== What to do ==
Using the passage below about the guns at the siege of Kimberley, decide whether each statement agrees with it: (a) Lt H.M. Close's section fired 408 rounds in total during the siege; (b) 'Long Cecil' was in service for 30 days; (c) guns fired on Sundays during the siege. For each, answer yes or no and quote the words of the passage that decide it.

* BEGIN Selection *

23 Coy RCA fired a total of 988 rounds, its expenditure being reflected by sections since its guns had been deployed in pairs in the forts throughout the siege. As far as can be established, the RCA section which fired the most rounds was that commanded by Lt H.M. Close, RA, which had later reinforced the two Cape Police 7-pounders at Otto's Koppie and fired a total of 408 rounds during the siege, 96 being expended on 16 February. By comparison, during its 28 days in service (including four days when it was out of action and Sundays when no firing took place) 'Long Cecil' fired 260 rounds in action (most published accounts give a slightly lower figure) Assuming the RCA and DFA section comanders adhered to normal practice by ensuring that their guns each fired roughly the same number of rounds, it may safely be said that 'Long Cecil' did more firing whilst in service than any other gun in Kimberley throughout the whole period of the siege! Not a bad performance for a home-made gun.

The tall and the short - 'Long Cecil' and one of 23 Coy RGA's little mountain guns which formed
part of the Kimberley garrison's main armament prior to the manufacture of 'Long Cecil'.

* END Selection *
* BEGIN Extracted data *

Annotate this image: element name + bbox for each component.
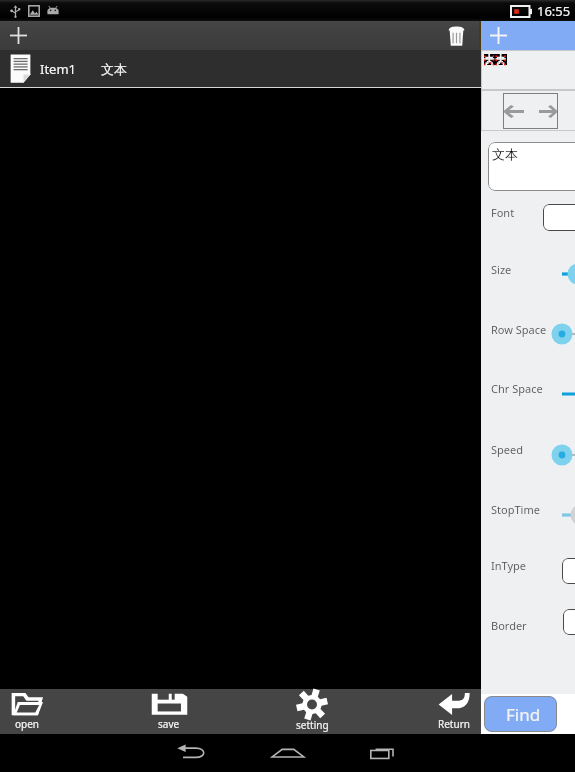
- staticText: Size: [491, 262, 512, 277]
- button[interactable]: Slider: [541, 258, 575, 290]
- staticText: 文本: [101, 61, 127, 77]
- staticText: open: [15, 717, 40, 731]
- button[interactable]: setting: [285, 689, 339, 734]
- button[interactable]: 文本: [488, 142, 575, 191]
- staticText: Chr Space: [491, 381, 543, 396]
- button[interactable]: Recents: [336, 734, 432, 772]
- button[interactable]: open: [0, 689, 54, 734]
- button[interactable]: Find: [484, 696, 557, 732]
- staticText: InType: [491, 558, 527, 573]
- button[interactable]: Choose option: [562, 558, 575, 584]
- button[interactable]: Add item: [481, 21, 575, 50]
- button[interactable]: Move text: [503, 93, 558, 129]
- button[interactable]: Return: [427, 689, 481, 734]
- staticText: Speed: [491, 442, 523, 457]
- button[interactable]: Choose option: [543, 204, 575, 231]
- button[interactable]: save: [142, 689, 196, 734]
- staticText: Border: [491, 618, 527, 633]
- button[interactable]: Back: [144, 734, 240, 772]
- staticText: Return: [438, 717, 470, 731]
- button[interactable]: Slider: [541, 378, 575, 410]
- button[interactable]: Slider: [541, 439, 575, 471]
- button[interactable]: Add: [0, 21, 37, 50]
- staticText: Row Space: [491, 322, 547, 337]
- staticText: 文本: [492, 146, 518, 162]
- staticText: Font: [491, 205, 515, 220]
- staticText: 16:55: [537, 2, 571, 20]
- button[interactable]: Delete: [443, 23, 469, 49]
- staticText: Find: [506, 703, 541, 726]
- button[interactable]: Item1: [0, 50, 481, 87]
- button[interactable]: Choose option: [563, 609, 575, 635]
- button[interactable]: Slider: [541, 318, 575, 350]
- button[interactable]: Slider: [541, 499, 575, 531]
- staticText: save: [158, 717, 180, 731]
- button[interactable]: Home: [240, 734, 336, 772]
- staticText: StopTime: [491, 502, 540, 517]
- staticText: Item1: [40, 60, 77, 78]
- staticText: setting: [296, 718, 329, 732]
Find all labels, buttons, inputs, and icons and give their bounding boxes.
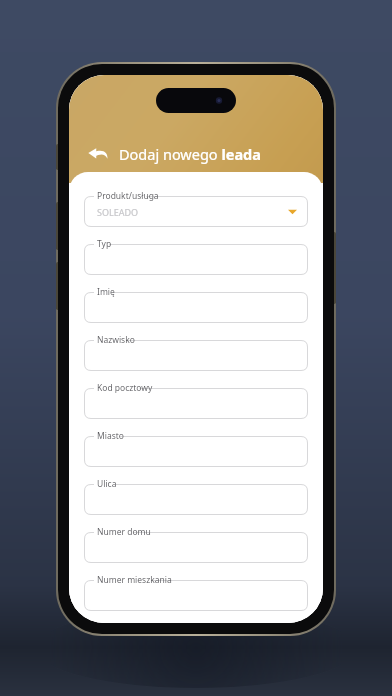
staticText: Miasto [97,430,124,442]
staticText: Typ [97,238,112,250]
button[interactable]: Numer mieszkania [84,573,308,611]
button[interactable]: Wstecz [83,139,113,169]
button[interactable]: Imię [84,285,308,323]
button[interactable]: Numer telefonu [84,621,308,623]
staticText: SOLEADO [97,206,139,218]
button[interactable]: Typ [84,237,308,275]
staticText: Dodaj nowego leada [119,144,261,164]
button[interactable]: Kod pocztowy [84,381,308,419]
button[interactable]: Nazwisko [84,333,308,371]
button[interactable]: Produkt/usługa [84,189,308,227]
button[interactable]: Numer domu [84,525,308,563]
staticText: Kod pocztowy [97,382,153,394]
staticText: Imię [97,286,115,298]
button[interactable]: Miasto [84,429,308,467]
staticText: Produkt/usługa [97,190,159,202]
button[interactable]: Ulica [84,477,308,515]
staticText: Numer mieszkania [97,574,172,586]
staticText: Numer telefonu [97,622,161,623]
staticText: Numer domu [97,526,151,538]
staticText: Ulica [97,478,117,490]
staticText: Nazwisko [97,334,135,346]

* END Extracted data *

== Result of the task ==
(a) Yes: "fired a total of 408 rounds during the siege"
(b) No: "during its 28 days in service"
(c) No: "Sundays when no firing took place"